→ GIVEN PROBLEM
Can you print the data exactly and leave out each image?

→ Dataset records
↓
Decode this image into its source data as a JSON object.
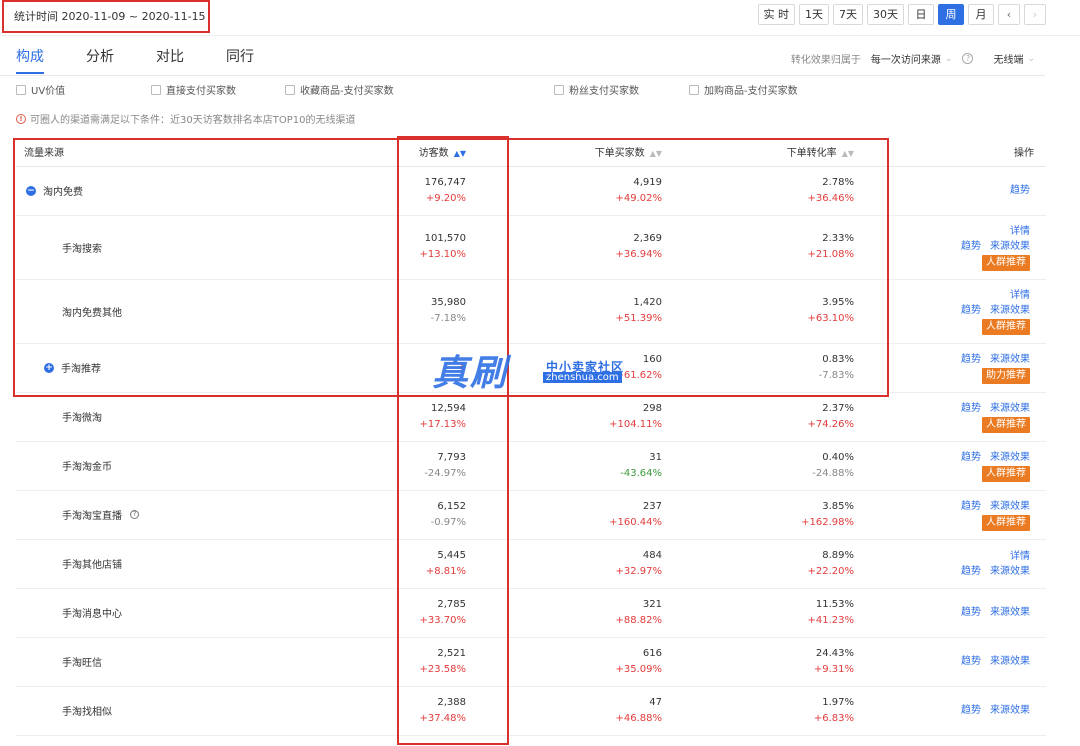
{
  "header": {
    "date_range": "统计时间 2020-11-09 ~ 2020-11-15",
    "periods": [
      "实 时",
      "1天",
      "7天",
      "30天",
      "日",
      "周",
      "月"
    ],
    "active_period": "周",
    "prev_label": "‹",
    "next_label": "›"
  },
  "tabs": [
    "构成",
    "分析",
    "对比",
    "同行"
  ],
  "attribution": {
    "label": "转化效果归属于",
    "value": "每一次访问来源",
    "help": "?",
    "device": "无线端"
  },
  "metrics": [
    "UV价值",
    "直接支付买家数",
    "收藏商品-支付买家数",
    "粉丝支付买家数",
    "加购商品-支付买家数"
  ],
  "notice": {
    "icon": "!",
    "text": "可圈人的渠道需满足以下条件：近30天访客数排名本店TOP10的无线渠道"
  },
  "table": {
    "headers": {
      "source": "流量来源",
      "visitors": "访客数",
      "buyers": "下单买家数",
      "rate": "下单转化率",
      "op": "操作"
    },
    "rows": [
      {
        "name": "淘内免费",
        "expand": "−",
        "info": "",
        "visitors": "176,747",
        "visitors_chg": "+9.20%",
        "buyers": "4,919",
        "buyers_chg": "+49.02%",
        "rate": "2.78%",
        "rate_chg": "+36.46%",
        "ops_top": [],
        "ops": [
          "趋势"
        ],
        "badge": ""
      },
      {
        "name": "手淘搜索",
        "expand": "",
        "info": "",
        "visitors": "101,570",
        "visitors_chg": "+13.10%",
        "buyers": "2,369",
        "buyers_chg": "+36.94%",
        "rate": "2.33%",
        "rate_chg": "+21.08%",
        "ops_top": [
          "详情"
        ],
        "ops": [
          "趋势",
          "来源效果"
        ],
        "badge": "人群推荐"
      },
      {
        "name": "淘内免费其他",
        "expand": "",
        "info": "",
        "visitors": "35,980",
        "visitors_chg": "-7.18%",
        "buyers": "1,420",
        "buyers_chg": "+51.39%",
        "rate": "3.95%",
        "rate_chg": "+63.10%",
        "ops_top": [
          "详情"
        ],
        "ops": [
          "趋势",
          "来源效果"
        ],
        "badge": "人群推荐"
      },
      {
        "name": "手淘推荐",
        "expand": "+",
        "info": "",
        "visitors": "",
        "visitors_chg": "+",
        "buyers": "160",
        "buyers_chg": "+61.62%",
        "rate": "0.83%",
        "rate_chg": "-7.83%",
        "ops_top": [],
        "ops": [
          "趋势",
          "来源效果"
        ],
        "badge": "助力推荐"
      },
      {
        "name": "手淘微淘",
        "expand": "",
        "info": "",
        "visitors": "12,594",
        "visitors_chg": "+17.13%",
        "buyers": "298",
        "buyers_chg": "+104.11%",
        "rate": "2.37%",
        "rate_chg": "+74.26%",
        "ops_top": [],
        "ops": [
          "趋势",
          "来源效果"
        ],
        "badge": "人群推荐"
      },
      {
        "name": "手淘淘金币",
        "expand": "",
        "info": "",
        "visitors": "7,793",
        "visitors_chg": "-24.97%",
        "buyers": "31",
        "buyers_chg": "-43.64%",
        "rate": "0.40%",
        "rate_chg": "-24.88%",
        "ops_top": [],
        "ops": [
          "趋势",
          "来源效果"
        ],
        "badge": "人群推荐"
      },
      {
        "name": "手淘淘宝直播",
        "expand": "",
        "info": "?",
        "visitors": "6,152",
        "visitors_chg": "-0.97%",
        "buyers": "237",
        "buyers_chg": "+160.44%",
        "rate": "3.85%",
        "rate_chg": "+162.98%",
        "ops_top": [],
        "ops": [
          "趋势",
          "来源效果"
        ],
        "badge": "人群推荐"
      },
      {
        "name": "手淘其他店铺",
        "expand": "",
        "info": "",
        "visitors": "5,445",
        "visitors_chg": "+8.81%",
        "buyers": "484",
        "buyers_chg": "+32.97%",
        "rate": "8.89%",
        "rate_chg": "+22.20%",
        "ops_top": [
          "详情"
        ],
        "ops": [
          "趋势",
          "来源效果"
        ],
        "badge": ""
      },
      {
        "name": "手淘消息中心",
        "expand": "",
        "info": "",
        "visitors": "2,785",
        "visitors_chg": "+33.70%",
        "buyers": "321",
        "buyers_chg": "+88.82%",
        "rate": "11.53%",
        "rate_chg": "+41.23%",
        "ops_top": [],
        "ops": [
          "趋势",
          "来源效果"
        ],
        "badge": ""
      },
      {
        "name": "手淘旺信",
        "expand": "",
        "info": "",
        "visitors": "2,521",
        "visitors_chg": "+23.58%",
        "buyers": "616",
        "buyers_chg": "+35.09%",
        "rate": "24.43%",
        "rate_chg": "+9.31%",
        "ops_top": [],
        "ops": [
          "趋势",
          "来源效果"
        ],
        "badge": ""
      },
      {
        "name": "手淘找相似",
        "expand": "",
        "info": "",
        "visitors": "2,388",
        "visitors_chg": "+37.48%",
        "buyers": "47",
        "buyers_chg": "+46.88%",
        "rate": "1.97%",
        "rate_chg": "+6.83%",
        "ops_top": [],
        "ops": [
          "趋势",
          "来源效果"
        ],
        "badge": ""
      }
    ]
  },
  "watermark": {
    "main": "真刷",
    "sub": "中小卖家社区",
    "domain": "zhenshua.com"
  },
  "colors": {
    "accent": "#2f6fe4",
    "increase": "#e23c3c",
    "decrease_green": "#3c9a3c",
    "badge": "#ea7b22",
    "highlight_box": "#d9302b"
  }
}
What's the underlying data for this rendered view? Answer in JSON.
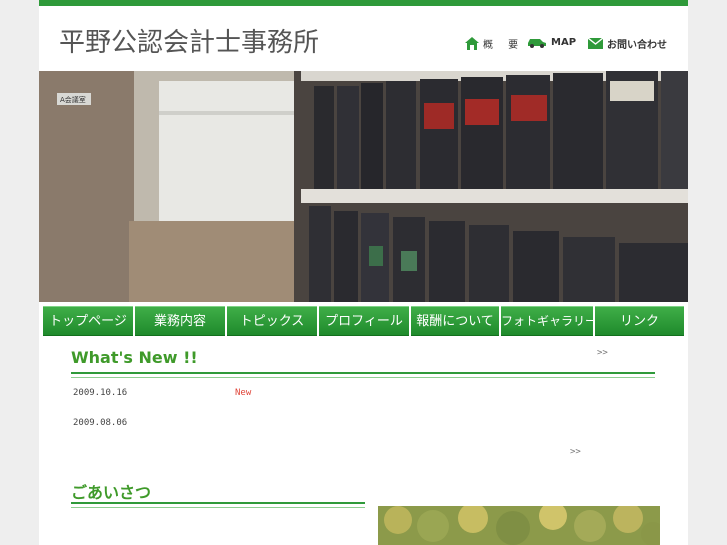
{
  "site": {
    "title": "平野公認会計士事務所"
  },
  "util_nav": [
    {
      "label": "概 要",
      "icon": "house-icon"
    },
    {
      "label": "MAP",
      "icon": "car-icon"
    },
    {
      "label": "お問い合わせ",
      "icon": "envelope-icon"
    }
  ],
  "hero": {
    "sign_text": "A会議室"
  },
  "global_nav": [
    {
      "label": "トップページ"
    },
    {
      "label": "業務内容"
    },
    {
      "label": "トピックス"
    },
    {
      "label": "プロフィール"
    },
    {
      "label": "報酬について"
    },
    {
      "label": "フォトギャラリー"
    },
    {
      "label": "リンク"
    }
  ],
  "whats_new": {
    "title": "What's New !!",
    "more_label": ">>",
    "items": [
      {
        "date": "2009.10.16",
        "badge": "New"
      },
      {
        "date": "2009.08.06"
      }
    ],
    "bottom_more_label": ">>"
  },
  "greeting": {
    "title": "ごあいさつ"
  },
  "colors": {
    "brand_green": "#2f9a3a",
    "heading_green": "#3f9a2a",
    "badge_red": "#e0463a"
  }
}
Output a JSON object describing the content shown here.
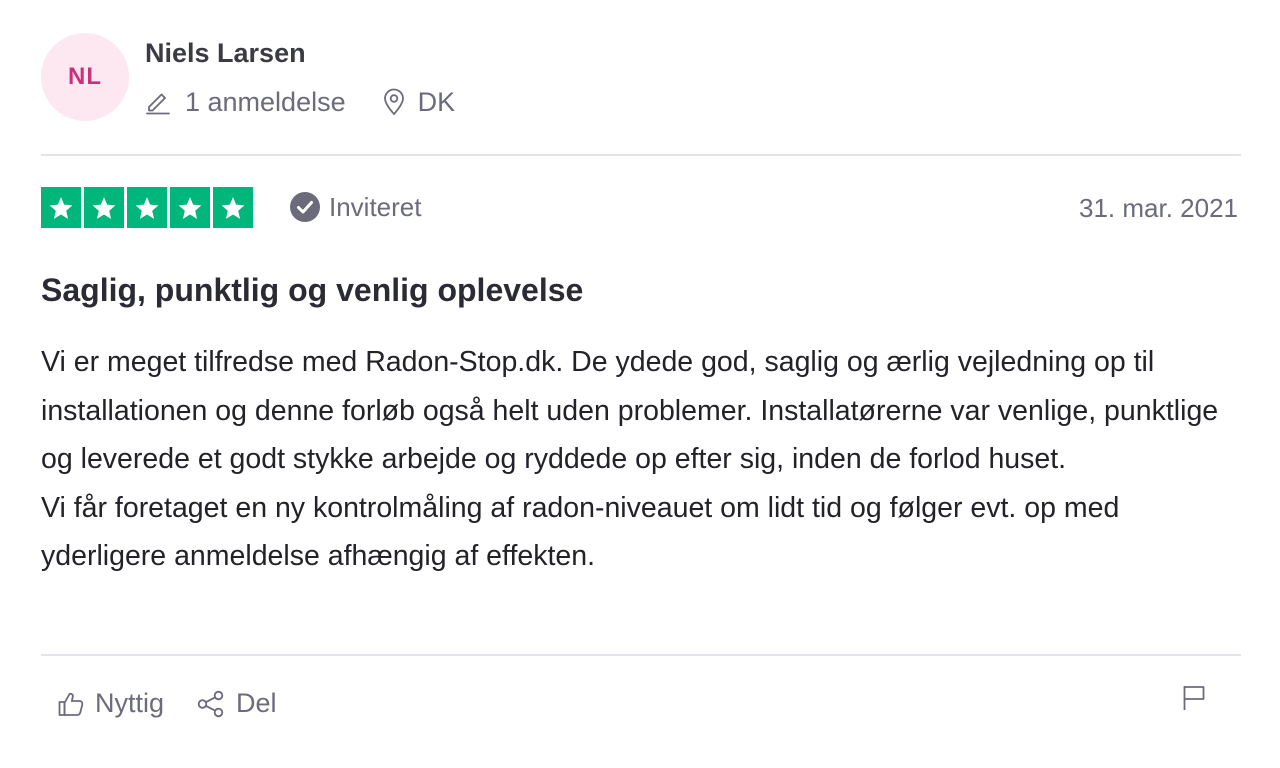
{
  "author": {
    "initials": "NL",
    "name": "Niels Larsen",
    "review_count": "1 anmeldelse",
    "country": "DK",
    "avatar_bg": "#fde8f1",
    "avatar_fg": "#c8327a"
  },
  "rating": {
    "stars": 5,
    "max_stars": 5,
    "star_color": "#00b67a",
    "badge_icon": "verified-check-icon",
    "badge_label": "Inviteret",
    "date": "31. mar. 2021"
  },
  "review": {
    "title": "Saglig, punktlig og venlig oplevelse",
    "paragraphs": [
      "Vi er meget tilfredse med Radon-Stop.dk. De ydede god, saglig og ærlig vejledning op til installationen og denne forløb også helt uden problemer. Installatørerne var venlige, punktlige og leverede et godt stykke arbejde og ryddede op efter sig, inden de forlod huset.",
      "Vi får foretaget en ny kontrolmåling af radon-niveauet om lidt tid og følger evt. op med yderligere anmeldelse afhængig af effekten."
    ]
  },
  "actions": {
    "useful_label": "Nyttig",
    "useful_icon": "thumbs-up-icon",
    "share_label": "Del",
    "share_icon": "share-icon",
    "report_icon": "flag-icon"
  }
}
↑
→ FULL OUTPUT
Decode this image into its source data as a JSON object.
{
  "header": {
    "date_range": "统计时间 2020-11-09 ~ 2020-11-15",
    "periods": [
      "实 时",
      "1天",
      "7天",
      "30天",
      "日",
      "周",
      "月"
    ],
    "active_period": "周",
    "prev_label": "‹",
    "next_label": "›"
  },
  "tabs": [
    "构成",
    "分析",
    "对比",
    "同行"
  ],
  "attribution": {
    "label": "转化效果归属于",
    "value": "每一次访问来源",
    "help": "?",
    "device": "无线端"
  },
  "metrics": [
    "UV价值",
    "直接支付买家数",
    "收藏商品-支付买家数",
    "粉丝支付买家数",
    "加购商品-支付买家数"
  ],
  "notice": {
    "icon": "!",
    "text": "可圈人的渠道需满足以下条件：近30天访客数排名本店TOP10的无线渠道"
  },
  "table": {
    "headers": {
      "source": "流量来源",
      "visitors": "访客数",
      "buyers": "下单买家数",
      "rate": "下单转化率",
      "op": "操作"
    },
    "rows": [
      {
        "name": "淘内免费",
        "expand": "−",
        "info": "",
        "visitors": "176,747",
        "visitors_chg": "+9.20%",
        "buyers": "4,919",
        "buyers_chg": "+49.02%",
        "rate": "2.78%",
        "rate_chg": "+36.46%",
        "ops_top": [],
        "ops": [
          "趋势"
        ],
        "badge": ""
      },
      {
        "name": "手淘搜索",
        "expand": "",
        "info": "",
        "visitors": "101,570",
        "visitors_chg": "+13.10%",
        "buyers": "2,369",
        "buyers_chg": "+36.94%",
        "rate": "2.33%",
        "rate_chg": "+21.08%",
        "ops_top": [
          "详情"
        ],
        "ops": [
          "趋势",
          "来源效果"
        ],
        "badge": "人群推荐"
      },
      {
        "name": "淘内免费其他",
        "expand": "",
        "info": "",
        "visitors": "35,980",
        "visitors_chg": "-7.18%",
        "buyers": "1,420",
        "buyers_chg": "+51.39%",
        "rate": "3.95%",
        "rate_chg": "+63.10%",
        "ops_top": [
          "详情"
        ],
        "ops": [
          "趋势",
          "来源效果"
        ],
        "badge": "人群推荐"
      },
      {
        "name": "手淘推荐",
        "expand": "+",
        "info": "",
        "visitors": "",
        "visitors_chg": "+",
        "buyers": "160",
        "buyers_chg": "+61.62%",
        "rate": "0.83%",
        "rate_chg": "-7.83%",
        "ops_top": [],
        "ops": [
          "趋势",
          "来源效果"
        ],
        "badge": "助力推荐"
      },
      {
        "name": "手淘微淘",
        "expand": "",
        "info": "",
        "visitors": "12,594",
        "visitors_chg": "+17.13%",
        "buyers": "298",
        "buyers_chg": "+104.11%",
        "rate": "2.37%",
        "rate_chg": "+74.26%",
        "ops_top": [],
        "ops": [
          "趋势",
          "来源效果"
        ],
        "badge": "人群推荐"
      },
      {
        "name": "手淘淘金币",
        "expand": "",
        "info": "",
        "visitors": "7,793",
        "visitors_chg": "-24.97%",
        "buyers": "31",
        "buyers_chg": "-43.64%",
        "rate": "0.40%",
        "rate_chg": "-24.88%",
        "ops_top": [],
        "ops": [
          "趋势",
          "来源效果"
        ],
        "badge": "人群推荐"
      },
      {
        "name": "手淘淘宝直播",
        "expand": "",
        "info": "?",
        "visitors": "6,152",
        "visitors_chg": "-0.97%",
        "buyers": "237",
        "buyers_chg": "+160.44%",
        "rate": "3.85%",
        "rate_chg": "+162.98%",
        "ops_top": [],
        "ops": [
          "趋势",
          "来源效果"
        ],
        "badge": "人群推荐"
      },
      {
        "name": "手淘其他店铺",
        "expand": "",
        "info": "",
        "visitors": "5,445",
        "visitors_chg": "+8.81%",
        "buyers": "484",
        "buyers_chg": "+32.97%",
        "rate": "8.89%",
        "rate_chg": "+22.20%",
        "ops_top": [
          "详情"
        ],
        "ops": [
          "趋势",
          "来源效果"
        ],
        "badge": ""
      },
      {
        "name": "手淘消息中心",
        "expand": "",
        "info": "",
        "visitors": "2,785",
        "visitors_chg": "+33.70%",
        "buyers": "321",
        "buyers_chg": "+88.82%",
        "rate": "11.53%",
        "rate_chg": "+41.23%",
        "ops_top": [],
        "ops": [
          "趋势",
          "来源效果"
        ],
        "badge": ""
      },
      {
        "name": "手淘旺信",
        "expand": "",
        "info": "",
        "visitors": "2,521",
        "visitors_chg": "+23.58%",
        "buyers": "616",
        "buyers_chg": "+35.09%",
        "rate": "24.43%",
        "rate_chg": "+9.31%",
        "ops_top": [],
        "ops": [
          "趋势",
          "来源效果"
        ],
        "badge": ""
      },
      {
        "name": "手淘找相似",
        "expand": "",
        "info": "",
        "visitors": "2,388",
        "visitors_chg": "+37.48%",
        "buyers": "47",
        "buyers_chg": "+46.88%",
        "rate": "1.97%",
        "rate_chg": "+6.83%",
        "ops_top": [],
        "ops": [
          "趋势",
          "来源效果"
        ],
        "badge": ""
      }
    ]
  },
  "watermark": {
    "main": "真刷",
    "sub": "中小卖家社区",
    "domain": "zhenshua.com"
  },
  "colors": {
    "accent": "#2f6fe4",
    "increase": "#e23c3c",
    "decrease_green": "#3c9a3c",
    "badge": "#ea7b22",
    "highlight_box": "#d9302b"
  }
}
What's the underlying data for this rendered view? Answer in JSON.
{
  "site": {
    "title": "平野公認会計士事務所"
  },
  "util_nav": [
    {
      "label": "概 要",
      "icon": "house-icon"
    },
    {
      "label": "MAP",
      "icon": "car-icon"
    },
    {
      "label": "お問い合わせ",
      "icon": "envelope-icon"
    }
  ],
  "hero": {
    "sign_text": "A会議室"
  },
  "global_nav": [
    {
      "label": "トップページ"
    },
    {
      "label": "業務内容"
    },
    {
      "label": "トピックス"
    },
    {
      "label": "プロフィール"
    },
    {
      "label": "報酬について"
    },
    {
      "label": "フォトギャラリー"
    },
    {
      "label": "リンク"
    }
  ],
  "whats_new": {
    "title": "What's New !!",
    "more_label": ">>",
    "items": [
      {
        "date": "2009.10.16",
        "badge": "New"
      },
      {
        "date": "2009.08.06"
      }
    ],
    "bottom_more_label": ">>"
  },
  "greeting": {
    "title": "ごあいさつ"
  },
  "colors": {
    "brand_green": "#2f9a3a",
    "heading_green": "#3f9a2a",
    "badge_red": "#e0463a"
  }
}
Output a JSON object describing the content shown here.
{
  "author": {
    "initials": "NL",
    "name": "Niels Larsen",
    "review_count": "1 anmeldelse",
    "country": "DK",
    "avatar_bg": "#fde8f1",
    "avatar_fg": "#c8327a"
  },
  "rating": {
    "stars": 5,
    "max_stars": 5,
    "star_color": "#00b67a",
    "badge_icon": "verified-check-icon",
    "badge_label": "Inviteret",
    "date": "31. mar. 2021"
  },
  "review": {
    "title": "Saglig, punktlig og venlig oplevelse",
    "paragraphs": [
      "Vi er meget tilfredse med Radon-Stop.dk. De ydede god, saglig og ærlig vejledning op til installationen og denne forløb også helt uden problemer. Installatørerne var venlige, punktlige og leverede et godt stykke arbejde og ryddede op efter sig, inden de forlod huset.",
      "Vi får foretaget en ny kontrolmåling af radon-niveauet om lidt tid og følger evt. op med yderligere anmeldelse afhængig af effekten."
    ]
  },
  "actions": {
    "useful_label": "Nyttig",
    "useful_icon": "thumbs-up-icon",
    "share_label": "Del",
    "share_icon": "share-icon",
    "report_icon": "flag-icon"
  }
}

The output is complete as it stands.